__What you have to do__
Skip the pictures. Reproduce all other material exactly.

------ Record set ------

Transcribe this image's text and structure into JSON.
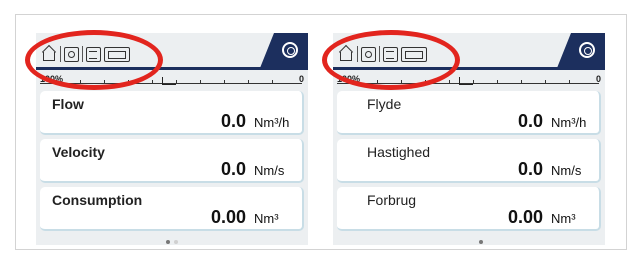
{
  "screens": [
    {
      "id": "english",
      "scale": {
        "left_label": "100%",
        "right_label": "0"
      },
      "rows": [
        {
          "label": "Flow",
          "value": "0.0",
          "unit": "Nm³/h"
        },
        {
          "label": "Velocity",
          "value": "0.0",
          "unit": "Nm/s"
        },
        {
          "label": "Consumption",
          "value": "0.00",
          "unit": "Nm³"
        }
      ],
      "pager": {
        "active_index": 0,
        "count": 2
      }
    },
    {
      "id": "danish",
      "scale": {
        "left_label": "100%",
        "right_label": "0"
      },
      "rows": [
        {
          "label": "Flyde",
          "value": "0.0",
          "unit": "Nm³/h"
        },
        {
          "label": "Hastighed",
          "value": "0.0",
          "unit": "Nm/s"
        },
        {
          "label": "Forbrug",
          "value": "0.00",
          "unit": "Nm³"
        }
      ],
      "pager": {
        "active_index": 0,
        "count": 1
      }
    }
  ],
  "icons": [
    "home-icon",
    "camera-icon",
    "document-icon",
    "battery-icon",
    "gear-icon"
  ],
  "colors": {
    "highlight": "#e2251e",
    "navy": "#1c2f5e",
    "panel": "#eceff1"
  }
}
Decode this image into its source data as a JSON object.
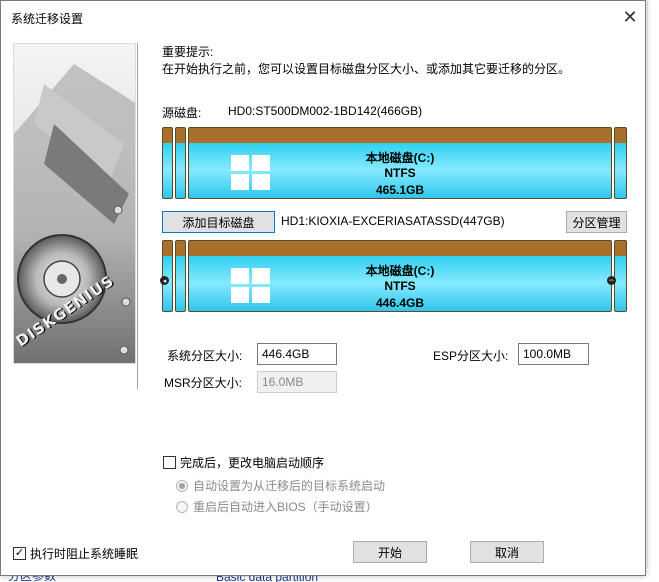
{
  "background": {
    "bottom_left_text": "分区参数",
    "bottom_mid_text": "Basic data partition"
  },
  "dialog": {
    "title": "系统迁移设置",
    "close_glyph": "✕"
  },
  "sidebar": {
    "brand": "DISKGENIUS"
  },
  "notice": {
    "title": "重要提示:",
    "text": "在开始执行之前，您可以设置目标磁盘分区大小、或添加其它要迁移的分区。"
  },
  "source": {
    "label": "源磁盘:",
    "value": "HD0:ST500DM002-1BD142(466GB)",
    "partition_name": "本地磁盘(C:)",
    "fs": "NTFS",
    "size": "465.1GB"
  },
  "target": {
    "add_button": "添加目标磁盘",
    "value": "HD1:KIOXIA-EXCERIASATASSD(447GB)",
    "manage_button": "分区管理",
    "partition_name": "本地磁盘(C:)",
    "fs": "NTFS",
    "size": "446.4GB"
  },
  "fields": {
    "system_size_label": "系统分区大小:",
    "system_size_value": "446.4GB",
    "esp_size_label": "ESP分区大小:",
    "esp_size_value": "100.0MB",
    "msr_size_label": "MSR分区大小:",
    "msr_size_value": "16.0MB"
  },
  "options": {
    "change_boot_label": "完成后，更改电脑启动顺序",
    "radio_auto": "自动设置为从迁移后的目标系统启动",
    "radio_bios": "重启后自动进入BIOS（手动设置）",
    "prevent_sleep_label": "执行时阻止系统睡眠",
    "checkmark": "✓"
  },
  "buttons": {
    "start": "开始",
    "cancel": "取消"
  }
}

------

__Response__
Transcribe this image's text and structure into JSON.
{
  "screens": [
    {
      "id": "english",
      "scale": {
        "left_label": "100%",
        "right_label": "0"
      },
      "rows": [
        {
          "label": "Flow",
          "value": "0.0",
          "unit": "Nm³/h"
        },
        {
          "label": "Velocity",
          "value": "0.0",
          "unit": "Nm/s"
        },
        {
          "label": "Consumption",
          "value": "0.00",
          "unit": "Nm³"
        }
      ],
      "pager": {
        "active_index": 0,
        "count": 2
      }
    },
    {
      "id": "danish",
      "scale": {
        "left_label": "100%",
        "right_label": "0"
      },
      "rows": [
        {
          "label": "Flyde",
          "value": "0.0",
          "unit": "Nm³/h"
        },
        {
          "label": "Hastighed",
          "value": "0.0",
          "unit": "Nm/s"
        },
        {
          "label": "Forbrug",
          "value": "0.00",
          "unit": "Nm³"
        }
      ],
      "pager": {
        "active_index": 0,
        "count": 1
      }
    }
  ],
  "icons": [
    "home-icon",
    "camera-icon",
    "document-icon",
    "battery-icon",
    "gear-icon"
  ],
  "colors": {
    "highlight": "#e2251e",
    "navy": "#1c2f5e",
    "panel": "#eceff1"
  }
}
Decode this image into its source data as a JSON object.
{
  "background": {
    "bottom_left_text": "分区参数",
    "bottom_mid_text": "Basic data partition"
  },
  "dialog": {
    "title": "系统迁移设置",
    "close_glyph": "✕"
  },
  "sidebar": {
    "brand": "DISKGENIUS"
  },
  "notice": {
    "title": "重要提示:",
    "text": "在开始执行之前，您可以设置目标磁盘分区大小、或添加其它要迁移的分区。"
  },
  "source": {
    "label": "源磁盘:",
    "value": "HD0:ST500DM002-1BD142(466GB)",
    "partition_name": "本地磁盘(C:)",
    "fs": "NTFS",
    "size": "465.1GB"
  },
  "target": {
    "add_button": "添加目标磁盘",
    "value": "HD1:KIOXIA-EXCERIASATASSD(447GB)",
    "manage_button": "分区管理",
    "partition_name": "本地磁盘(C:)",
    "fs": "NTFS",
    "size": "446.4GB"
  },
  "fields": {
    "system_size_label": "系统分区大小:",
    "system_size_value": "446.4GB",
    "esp_size_label": "ESP分区大小:",
    "esp_size_value": "100.0MB",
    "msr_size_label": "MSR分区大小:",
    "msr_size_value": "16.0MB"
  },
  "options": {
    "change_boot_label": "完成后，更改电脑启动顺序",
    "radio_auto": "自动设置为从迁移后的目标系统启动",
    "radio_bios": "重启后自动进入BIOS（手动设置）",
    "prevent_sleep_label": "执行时阻止系统睡眠",
    "checkmark": "✓"
  },
  "buttons": {
    "start": "开始",
    "cancel": "取消"
  }
}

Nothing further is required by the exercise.